Write out the material exactly. Do not include the pictures.
** start of Entries shown **
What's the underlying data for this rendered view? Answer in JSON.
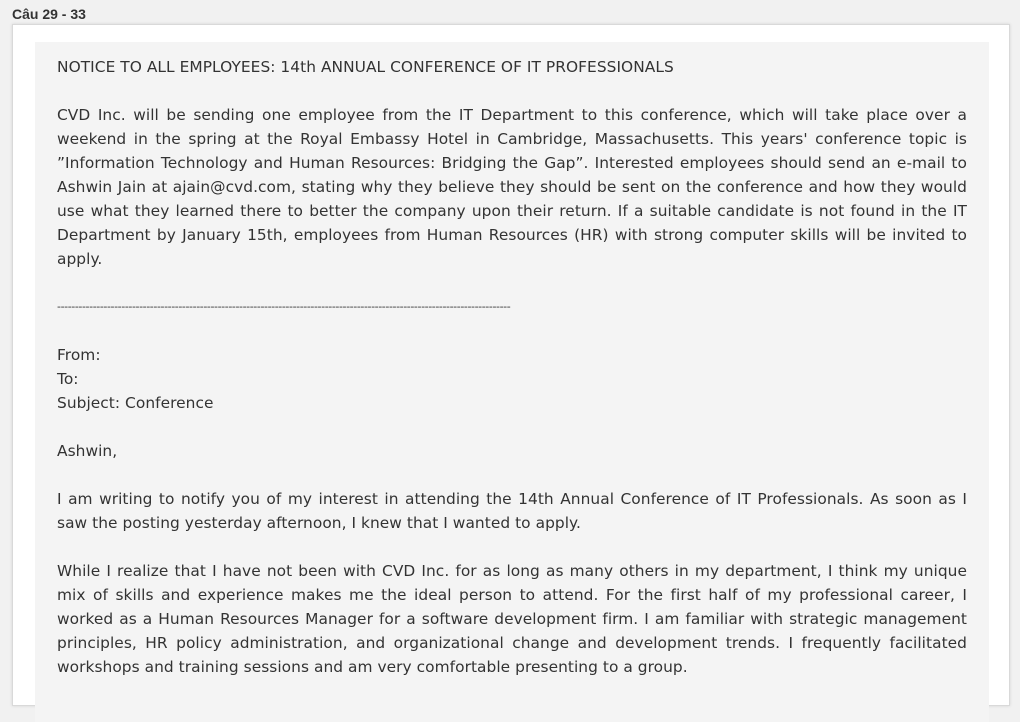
{
  "question_range": "Câu 29 - 33",
  "notice": {
    "title": "NOTICE TO ALL EMPLOYEES: 14th ANNUAL CONFERENCE OF IT PROFESSIONALS",
    "body": "CVD Inc. will be sending one employee from the IT Department to this conference, which will take place over a weekend in the spring at the Royal Embassy Hotel in Cambridge, Massachusetts. This years' conference topic is ”Information Technology and Human Resources: Bridging the Gap”. Interested employees should send an e-mail to Ashwin Jain at ajain@cvd.com, stating why they believe they should be sent on the conference and how they would use what they learned there to better the company upon their return. If a suitable candidate is not found in the IT Department by January 15th, employees from Human Resources (HR) with strong computer skills will be invited to apply."
  },
  "separator": "-------------------------------------------------------------------------------------------------------------------------------",
  "email": {
    "from_label": "From:",
    "to_label": "To:",
    "subject_label": "Subject: Conference",
    "greeting": "Ashwin,",
    "paragraph_1": "I am writing to notify you of my interest in attending the 14th Annual Conference of IT Professionals. As soon as I saw the posting yesterday afternoon, I knew that I wanted to apply.",
    "paragraph_2": "While I realize that I have not been with CVD Inc. for as long as many others in my department, I think my unique mix of skills and experience makes me the ideal person to attend. For the first half of my professional career, I worked as a Human Resources Manager for a software development firm. I am familiar with strategic management principles, HR policy administration, and organizational change and development trends. I frequently facilitated workshops and training sessions and am very comfortable presenting to a group."
  }
}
** end of Entries shown **
→ Output:
What's the underlying data for this rendered view? Answer in JSON.
{
  "question_range": "Câu 29 - 33",
  "notice": {
    "title": "NOTICE TO ALL EMPLOYEES: 14th ANNUAL CONFERENCE OF IT PROFESSIONALS",
    "body": "CVD Inc. will be sending one employee from the IT Department to this conference, which will take place over a weekend in the spring at the Royal Embassy Hotel in Cambridge, Massachusetts. This years' conference topic is ”Information Technology and Human Resources: Bridging the Gap”. Interested employees should send an e-mail to Ashwin Jain at ajain@cvd.com, stating why they believe they should be sent on the conference and how they would use what they learned there to better the company upon their return. If a suitable candidate is not found in the IT Department by January 15th, employees from Human Resources (HR) with strong computer skills will be invited to apply."
  },
  "separator": "-------------------------------------------------------------------------------------------------------------------------------",
  "email": {
    "from_label": "From:",
    "to_label": "To:",
    "subject_label": "Subject: Conference",
    "greeting": "Ashwin,",
    "paragraph_1": "I am writing to notify you of my interest in attending the 14th Annual Conference of IT Professionals. As soon as I saw the posting yesterday afternoon, I knew that I wanted to apply.",
    "paragraph_2": "While I realize that I have not been with CVD Inc. for as long as many others in my department, I think my unique mix of skills and experience makes me the ideal person to attend. For the first half of my professional career, I worked as a Human Resources Manager for a software development firm. I am familiar with strategic management principles, HR policy administration, and organizational change and development trends. I frequently facilitated workshops and training sessions and am very comfortable presenting to a group."
  }
}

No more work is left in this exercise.